(TEXTO PROPORCIONADO)
======
La vida te da sorpresas...


Tras estrujarme los sesos un buen rato -un par de días, concretamente- fui desandando el camino hasta este bar-restaurante del Eixample izquierdo, tocando ya al barrio de Les Corts. Recuerdo que la primera vez que cenamos aquí fue a raíz de una sorpresa que quería darle a mi señora, la cual vino motivada por una reseña no muy llamativa del local en cuestión en las páginas de gastronomía de El Periódico. ¿No muy llamativa? Así es. De hecho, tras leerla pasé de página, pero algo, algún detalle, debió quedarse en mi memoria en estado latente, puesto que unos días después, al ir a tirar ese suplemento a la basura, me acordé de aquel sitio de los arroces y volví a leérmela, esta vez con más detenimiento. A partir de ahí, la investigación y la reserva de mesa fueron todo uno. ¿Y si no hubiera hecho caso a mi instinto y hubiera tirado aquellas páginas? ¿Lo hubiera acabado conociendo igual? ¡Quién sabe!

Como acabo de decir un poco más arriba, el A Taula es un sitio de arroces. Y a mi señora y a mí nos chiflan los arroces. Caldosos, al horno, salteados, camperos, en paella... da igual cómo los preparen, nos gustan todos. Pero los del A Taula son diferentes, más que nada por que no los hacen en casi ningún otro sitio de Barcelona. Son los... ¡rossejats!


¡Pals, Pals, Pals!
======
(FILAS)
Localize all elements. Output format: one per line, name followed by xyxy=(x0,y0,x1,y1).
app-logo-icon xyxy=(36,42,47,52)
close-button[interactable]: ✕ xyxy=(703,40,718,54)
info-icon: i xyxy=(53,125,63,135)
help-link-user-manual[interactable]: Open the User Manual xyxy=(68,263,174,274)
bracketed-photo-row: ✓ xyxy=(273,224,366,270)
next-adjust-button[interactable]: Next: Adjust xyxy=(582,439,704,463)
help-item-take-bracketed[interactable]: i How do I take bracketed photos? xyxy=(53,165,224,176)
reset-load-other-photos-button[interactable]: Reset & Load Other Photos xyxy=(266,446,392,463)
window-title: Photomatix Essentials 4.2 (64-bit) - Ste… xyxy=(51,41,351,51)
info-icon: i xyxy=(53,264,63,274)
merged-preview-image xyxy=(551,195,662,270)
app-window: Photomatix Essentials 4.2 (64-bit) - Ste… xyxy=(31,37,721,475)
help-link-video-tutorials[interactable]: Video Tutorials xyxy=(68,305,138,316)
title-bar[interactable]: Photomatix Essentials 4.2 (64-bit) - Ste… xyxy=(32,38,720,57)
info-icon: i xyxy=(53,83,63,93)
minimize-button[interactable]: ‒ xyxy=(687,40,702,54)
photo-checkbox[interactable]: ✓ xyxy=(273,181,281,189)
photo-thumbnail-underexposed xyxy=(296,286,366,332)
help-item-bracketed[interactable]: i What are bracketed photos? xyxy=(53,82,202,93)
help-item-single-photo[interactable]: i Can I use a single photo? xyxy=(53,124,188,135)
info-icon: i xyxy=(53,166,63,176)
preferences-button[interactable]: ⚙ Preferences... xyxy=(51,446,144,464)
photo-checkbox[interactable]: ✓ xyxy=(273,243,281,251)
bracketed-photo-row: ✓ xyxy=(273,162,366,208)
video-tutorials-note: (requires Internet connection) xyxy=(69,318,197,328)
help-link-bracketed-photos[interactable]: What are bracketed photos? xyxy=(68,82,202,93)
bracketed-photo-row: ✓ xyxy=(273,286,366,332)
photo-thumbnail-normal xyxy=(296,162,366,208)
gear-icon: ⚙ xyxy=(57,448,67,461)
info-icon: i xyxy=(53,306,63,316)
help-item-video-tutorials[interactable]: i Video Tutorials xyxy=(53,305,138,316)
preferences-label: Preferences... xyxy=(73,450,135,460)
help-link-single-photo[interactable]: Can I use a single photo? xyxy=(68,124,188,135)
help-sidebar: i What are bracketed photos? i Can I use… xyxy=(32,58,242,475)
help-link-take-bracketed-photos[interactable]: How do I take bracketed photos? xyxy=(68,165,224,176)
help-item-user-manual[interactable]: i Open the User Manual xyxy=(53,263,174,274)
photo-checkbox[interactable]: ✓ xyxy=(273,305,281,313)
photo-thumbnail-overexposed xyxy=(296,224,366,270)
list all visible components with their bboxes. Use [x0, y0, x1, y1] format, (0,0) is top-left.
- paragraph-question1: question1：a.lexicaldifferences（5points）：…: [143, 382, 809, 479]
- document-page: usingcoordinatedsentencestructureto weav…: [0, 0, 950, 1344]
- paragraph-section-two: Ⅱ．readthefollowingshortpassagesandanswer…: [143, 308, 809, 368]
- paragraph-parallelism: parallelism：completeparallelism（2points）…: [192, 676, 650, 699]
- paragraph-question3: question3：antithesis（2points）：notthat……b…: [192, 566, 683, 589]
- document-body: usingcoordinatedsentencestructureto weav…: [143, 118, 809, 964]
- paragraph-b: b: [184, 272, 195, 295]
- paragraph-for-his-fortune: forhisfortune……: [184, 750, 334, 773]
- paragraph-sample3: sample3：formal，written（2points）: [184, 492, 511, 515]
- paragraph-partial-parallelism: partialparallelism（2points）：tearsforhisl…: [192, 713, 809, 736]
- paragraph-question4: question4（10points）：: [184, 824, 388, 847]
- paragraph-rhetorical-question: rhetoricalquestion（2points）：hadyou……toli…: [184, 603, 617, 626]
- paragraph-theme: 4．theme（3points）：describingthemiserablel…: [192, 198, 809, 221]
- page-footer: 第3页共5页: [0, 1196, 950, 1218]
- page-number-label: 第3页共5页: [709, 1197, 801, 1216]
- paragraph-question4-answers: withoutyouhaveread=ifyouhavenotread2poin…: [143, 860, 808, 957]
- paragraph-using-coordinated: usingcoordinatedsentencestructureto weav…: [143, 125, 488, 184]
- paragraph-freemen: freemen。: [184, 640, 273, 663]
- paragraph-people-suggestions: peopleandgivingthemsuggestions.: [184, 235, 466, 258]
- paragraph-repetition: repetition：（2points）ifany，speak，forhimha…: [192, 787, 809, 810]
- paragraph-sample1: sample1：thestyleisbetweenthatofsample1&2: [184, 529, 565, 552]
======
(TAREA PLANTEADA 1) Imprime el fragmento del texto sobre el restaurante de arroces que empieza en las palabras "Como acabo de" y termina después de "Son los... ¡rossejats!".
(TAREA PLANTEADA 2) Reescribe las filas desde la primera hasta la que contiene "merged-preview-image xyxy=(551,195,662,270)", ambas incluidas, sustituyendo "interactable" por "clickable" y sin cambiar nada más.

(RESPUESTA COMPLETA 1)
Como acabo de decir un poco más arriba, el A Taula es un sitio de arroces. Y a mi señora y a mí nos chiflan los arroces. Caldosos, al horno, salteados, camperos, en paella... da igual cómo los preparen, nos gustan todos. Pero los del A Taula son diferentes, más que nada por que no los hacen en casi ningún otro sitio de Barcelona. Son los... ¡rossejats!

(RESPUESTA COMPLETA 2)
Localize all elements. Output format: one per line, name followed by xyxy=(x0,y0,x1,y1).
app-logo-icon xyxy=(36,42,47,52)
close-button[clickable]: ✕ xyxy=(703,40,718,54)
info-icon: i xyxy=(53,125,63,135)
help-link-user-manual[clickable]: Open the User Manual xyxy=(68,263,174,274)
bracketed-photo-row: ✓ xyxy=(273,224,366,270)
next-adjust-button[clickable]: Next: Adjust xyxy=(582,439,704,463)
help-item-take-bracketed[clickable]: i How do I take bracketed photos? xyxy=(53,165,224,176)
reset-load-other-photos-button[clickable]: Reset & Load Other Photos xyxy=(266,446,392,463)
window-title: Photomatix Essentials 4.2 (64-bit) - Ste… xyxy=(51,41,351,51)
info-icon: i xyxy=(53,264,63,274)
merged-preview-image xyxy=(551,195,662,270)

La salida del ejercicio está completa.